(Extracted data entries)
============================================================

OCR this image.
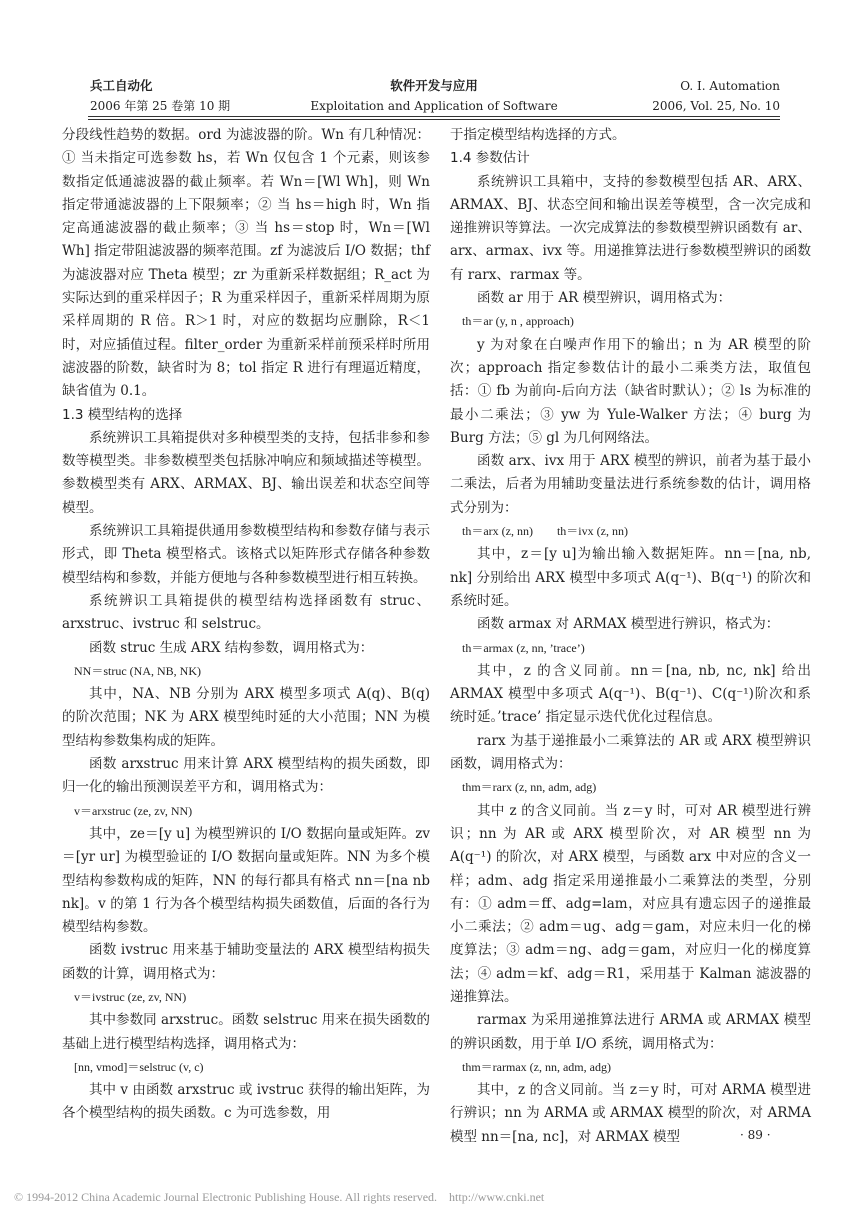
兵工自动化
2006 年第 25 卷第 10 期
软件开发与应用
Exploitation and Application of Software
O. I. Automation
2006, Vol. 25, No. 10

分段线性趋势的数据。ord 为滤波器的阶。Wn 有几种情况：① 当未指定可选参数 hs，若 Wn 仅包含 1 个元素，则该参数指定低通滤波器的截止频率。若 Wn＝[Wl Wh]，则 Wn 指定带通滤波器的上下限频率；② 当 hs＝high 时，Wn 指定高通滤波器的截止频率；③ 当 hs＝stop 时，Wn＝[Wl Wh] 指定带阻滤波器的频率范围。zf 为滤波后 I/O 数据；thf 为滤波器对应 Theta 模型；zr 为重新采样数据组；R_act 为实际达到的重采样因子；R 为重采样因子，重新采样周期为原采样周期的 R 倍。R＞1 时，对应的数据均应删除，R＜1 时，对应插值过程。filter_order 为重新采样前预采样时所用滤波器的阶数，缺省时为 8；tol 指定 R 进行有理逼近精度，缺省值为 0.1。

1.3 模型结构的选择

系统辨识工具箱提供对多种模型类的支持，包括非参和参数等模型类。非参数模型类包括脉冲响应和频域描述等模型。参数模型类有 ARX、ARMAX、BJ、输出误差和状态空间等模型。

系统辨识工具箱提供通用参数模型结构和参数存储与表示形式，即 Theta 模型格式。该格式以矩阵形式存储各种参数模型结构和参数，并能方便地与各种参数模型进行相互转换。

系统辨识工具箱提供的模型结构选择函数有 struc、arxstruc、ivstruc 和 selstruc。

函数 struc 生成 ARX 结构参数，调用格式为：

NN＝struc (NA, NB, NK)

其中，NA、NB 分别为 ARX 模型多项式 A(q)、B(q) 的阶次范围；NK 为 ARX 模型纯时延的大小范围；NN 为模型结构参数集构成的矩阵。

函数 arxstruc 用来计算 ARX 模型结构的损失函数，即归一化的输出预测误差平方和，调用格式为：

v＝arxstruc (ze, zv, NN)

其中，ze＝[y u] 为模型辨识的 I/O 数据向量或矩阵。zv＝[yr ur] 为模型验证的 I/O 数据向量或矩阵。NN 为多个模型结构参数构成的矩阵，NN 的每行都具有格式 nn＝[na nb nk]。v 的第 1 行为各个模型结构损失函数值，后面的各行为模型结构参数。

函数 ivstruc 用来基于辅助变量法的 ARX 模型结构损失函数的计算，调用格式为：

v＝ivstruc (ze, zv, NN)

其中参数同 arxstruc。函数 selstruc 用来在损失函数的基础上进行模型结构选择，调用格式为：

[nn, vmod]＝selstruc (v, c)

其中 v 由函数 arxstruc 或 ivstruc 获得的输出矩阵，为各个模型结构的损失函数。c 为可选参数，用

于指定模型结构选择的方式。

1.4 参数估计

系统辨识工具箱中，支持的参数模型包括 AR、ARX、ARMAX、BJ、状态空间和输出误差等模型，含一次完成和递推辨识等算法。一次完成算法的参数模型辨识函数有 ar、arx、armax、ivx 等。用递推算法进行参数模型辨识的函数有 rarx、rarmax 等。

函数 ar 用于 AR 模型辨识，调用格式为：

th＝ar (y, n , approach)

y 为对象在白噪声作用下的输出；n 为 AR 模型的阶次；approach 指定参数估计的最小二乘类方法，取值包括：① fb 为前向-后向方法（缺省时默认）；② ls 为标准的最小二乘法；③ yw 为 Yule-Walker 方法；④ burg 为 Burg 方法；⑤ gl 为几何网络法。

函数 arx、ivx 用于 ARX 模型的辨识，前者为基于最小二乘法，后者为用辅助变量法进行系统参数的估计，调用格式分别为：

th＝arx (z, nn)　　th＝ivx (z, nn)

其中，z＝[y u]为输出输入数据矩阵。nn＝[na, nb, nk] 分别给出 ARX 模型中多项式 A(q⁻¹)、B(q⁻¹) 的阶次和系统时延。

函数 armax 对 ARMAX 模型进行辨识，格式为：

th＝armax (z, nn, ’trace’)

其中，z 的含义同前。nn＝[na, nb, nc, nk] 给出 ARMAX 模型中多项式 A(q⁻¹)、B(q⁻¹)、C(q⁻¹)阶次和系统时延。’trace’ 指定显示迭代优化过程信息。

rarx 为基于递推最小二乘算法的 AR 或 ARX 模型辨识函数，调用格式为：

thm＝rarx (z, nn, adm, adg)

其中 z 的含义同前。当 z＝y 时，可对 AR 模型进行辨识；nn 为 AR 或 ARX 模型阶次，对 AR 模型 nn 为 A(q⁻¹) 的阶次，对 ARX 模型，与函数 arx 中对应的含义一样；adm、adg 指定采用递推最小二乘算法的类型，分别有：① adm＝ff、adg=lam，对应具有遗忘因子的递推最小二乘法；② adm＝ug、adg＝gam，对应未归一化的梯度算法；③ adm＝ng、adg＝gam，对应归一化的梯度算法；④ adm＝kf、adg＝R1，采用基于 Kalman 滤波器的递推算法。

rarmax 为采用递推算法进行 ARMA 或 ARMAX 模型的辨识函数，用于单 I/O 系统，调用格式为：

thm＝rarmax (z, nn, adm, adg)

其中，z 的含义同前。当 z＝y 时，可对 ARMA 模型进行辨识；nn 为 ARMA 或 ARMAX 模型的阶次，对 ARMA 模型 nn＝[na, nc]，对 ARMAX 模型	· 89 ·
© 1994-2012 China Academic Journal Electronic Publishing House. All rights reserved.　http://www.cnki.net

============================================================

- [INSTRUCTIONS FOR THE TASK] Search the lines above for the string "trace", then show every one that has it.

- [TASK OUTPUT]
th＝armax (z, nn, ’trace’)
其中，z 的含义同前。nn＝[na, nb, nc, nk] 给出 ARMAX 模型中多项式 A(q⁻¹)、B(q⁻¹)、C(q⁻¹)阶次和系统时延。’trace’ 指定显示迭代优化过程信息。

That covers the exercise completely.